[BEGIN]

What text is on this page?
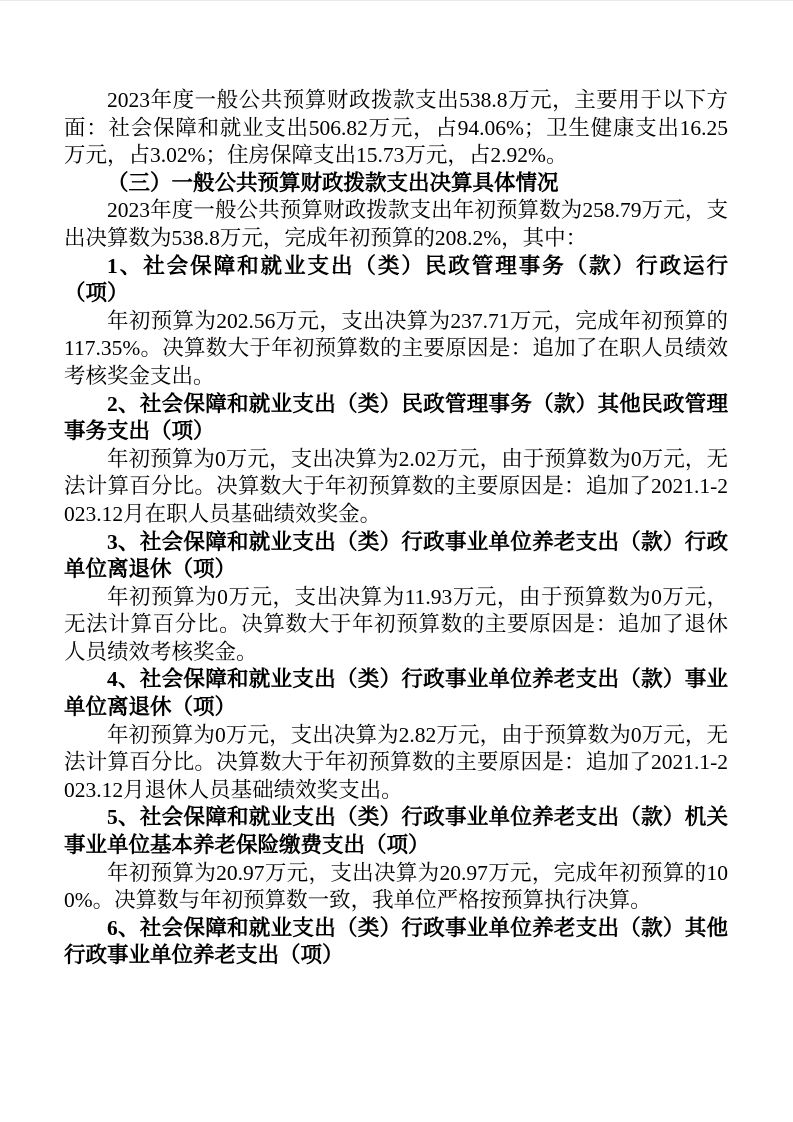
2023年度一般公共预算财政拨款支出538.8万元，主要用于以下方面：社会保障和就业支出506.82万元，占94.06%；卫生健康支出16.25万元，占3.02%；住房保障支出15.73万元，占2.92%。

（三）一般公共预算财政拨款支出决算具体情况

2023年度一般公共预算财政拨款支出年初预算数为258.79万元，支出决算数为538.8万元，完成年初预算的208.2%，其中：

1、社会保障和就业支出（类）民政管理事务（款）行政运行（项）

年初预算为202.56万元，支出决算为237.71万元，完成年初预算的117.35%。决算数大于年初预算数的主要原因是：追加了在职人员绩效考核奖金支出。

2、社会保障和就业支出（类）民政管理事务（款）其他民政管理事务支出（项）

年初预算为0万元，支出决算为2.02万元，由于预算数为0万元，无法计算百分比。决算数大于年初预算数的主要原因是：追加了2021.1-2023.12月在职人员基础绩效奖金。

3、社会保障和就业支出（类）行政事业单位养老支出（款）行政单位离退休（项）

年初预算为0万元，支出决算为11.93万元，由于预算数为0万元，无法计算百分比。决算数大于年初预算数的主要原因是：追加了退休人员绩效考核奖金。

4、社会保障和就业支出（类）行政事业单位养老支出（款）事业单位离退休（项）

年初预算为0万元，支出决算为2.82万元，由于预算数为0万元，无法计算百分比。决算数大于年初预算数的主要原因是：追加了2021.1-2023.12月退休人员基础绩效奖支出。

5、社会保障和就业支出（类）行政事业单位养老支出（款）机关事业单位基本养老保险缴费支出（项）

年初预算为20.97万元，支出决算为20.97万元，完成年初预算的100%。决算数与年初预算数一致，我单位严格按预算执行决算。

6、社会保障和就业支出（类）行政事业单位养老支出（款）其他行政事业单位养老支出（项）
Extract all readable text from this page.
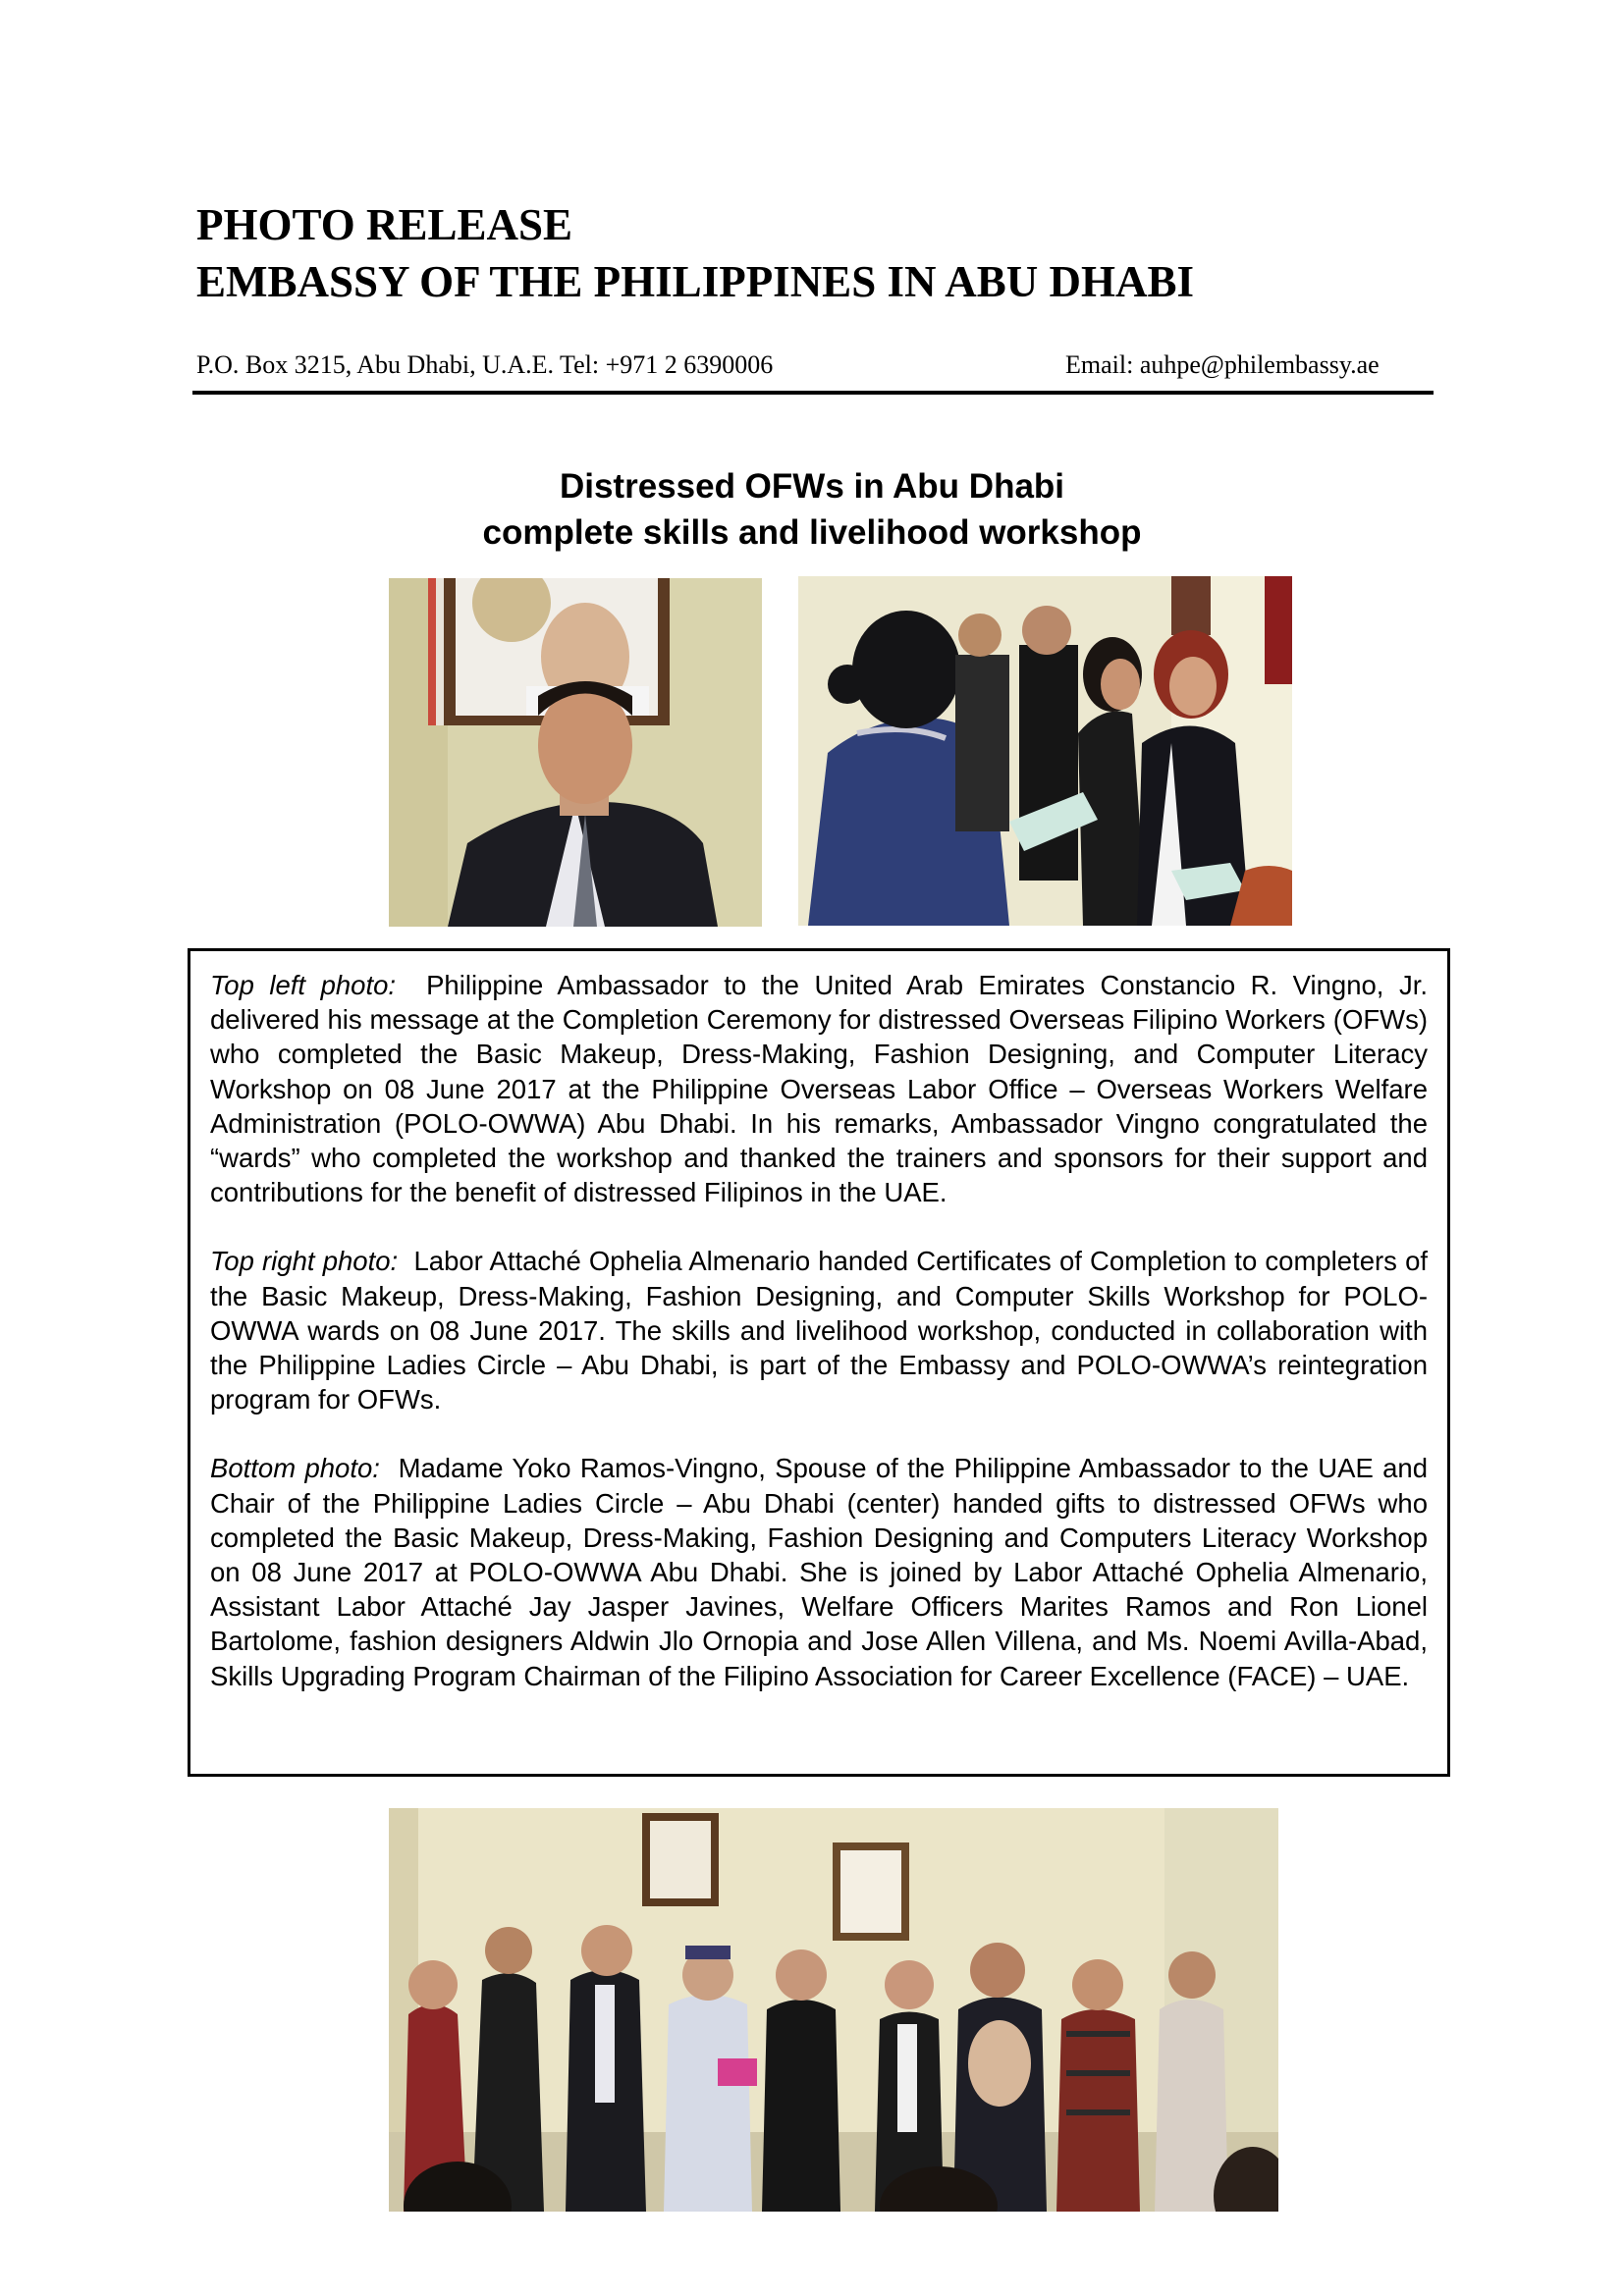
PHOTO RELEASE
EMBASSY OF THE PHILIPPINES IN ABU DHABI
P.O. Box 3215, Abu Dhabi, U.A.E. Tel: +971 2 6390006	Email: auhpe@philembassy.ae
Distressed OFWs in Abu Dhabi
complete skills and livelihood workshop

Top left photo: Philippine Ambassador to the United Arab Emirates Constancio R. Vingno, Jr. delivered his message at the Completion Ceremony for distressed Overseas Filipino Workers (OFWs) who completed the Basic Makeup, Dress-Making, Fashion Designing, and Computer Literacy Workshop on 08 June 2017 at the Philippine Overseas Labor Office – Overseas Workers Welfare Administration (POLO-OWWA) Abu Dhabi. In his remarks, Ambassador Vingno congratulated the “wards” who completed the workshop and thanked the trainers and sponsors for their support and contributions for the benefit of distressed Filipinos in the UAE.

Top right photo: Labor Attaché Ophelia Almenario handed Certificates of Completion to completers of the Basic Makeup, Dress-Making, Fashion Designing, and Computer Skills Workshop for POLO-OWWA wards on 08 June 2017. The skills and livelihood workshop, conducted in collaboration with the Philippine Ladies Circle – Abu Dhabi, is part of the Embassy and POLO-OWWA’s reintegration program for OFWs.

Bottom photo: Madame Yoko Ramos-Vingno, Spouse of the Philippine Ambassador to the UAE and Chair of the Philippine Ladies Circle – Abu Dhabi (center) handed gifts to distressed OFWs who completed the Basic Makeup, Dress-Making, Fashion Designing and Computers Literacy Workshop on 08 June 2017 at POLO-OWWA Abu Dhabi. She is joined by Labor Attaché Ophelia Almenario, Assistant Labor Attaché Jay Jasper Javines, Welfare Officers Marites Ramos and Ron Lionel Bartolome, fashion designers Aldwin Jlo Ornopia and Jose Allen Villena, and Ms. Noemi Avilla-Abad, Skills Upgrading Program Chairman of the Filipino Association for Career Excellence (FACE) – UAE.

[END]

== Directions ==
Go through the listing above and list every line that has the word "行政事业单位养老支出".

== Answer to the task ==
3、社会保障和就业支出（类）行政事业单位养老支出（款）行政单位离退休（项）
4、社会保障和就业支出（类）行政事业单位养老支出（款）事业单位离退休（项）
5、社会保障和就业支出（类）行政事业单位养老支出（款）机关事业单位基本养老保险缴费支出（项）
6、社会保障和就业支出（类）行政事业单位养老支出（款）其他行政事业单位养老支出（项）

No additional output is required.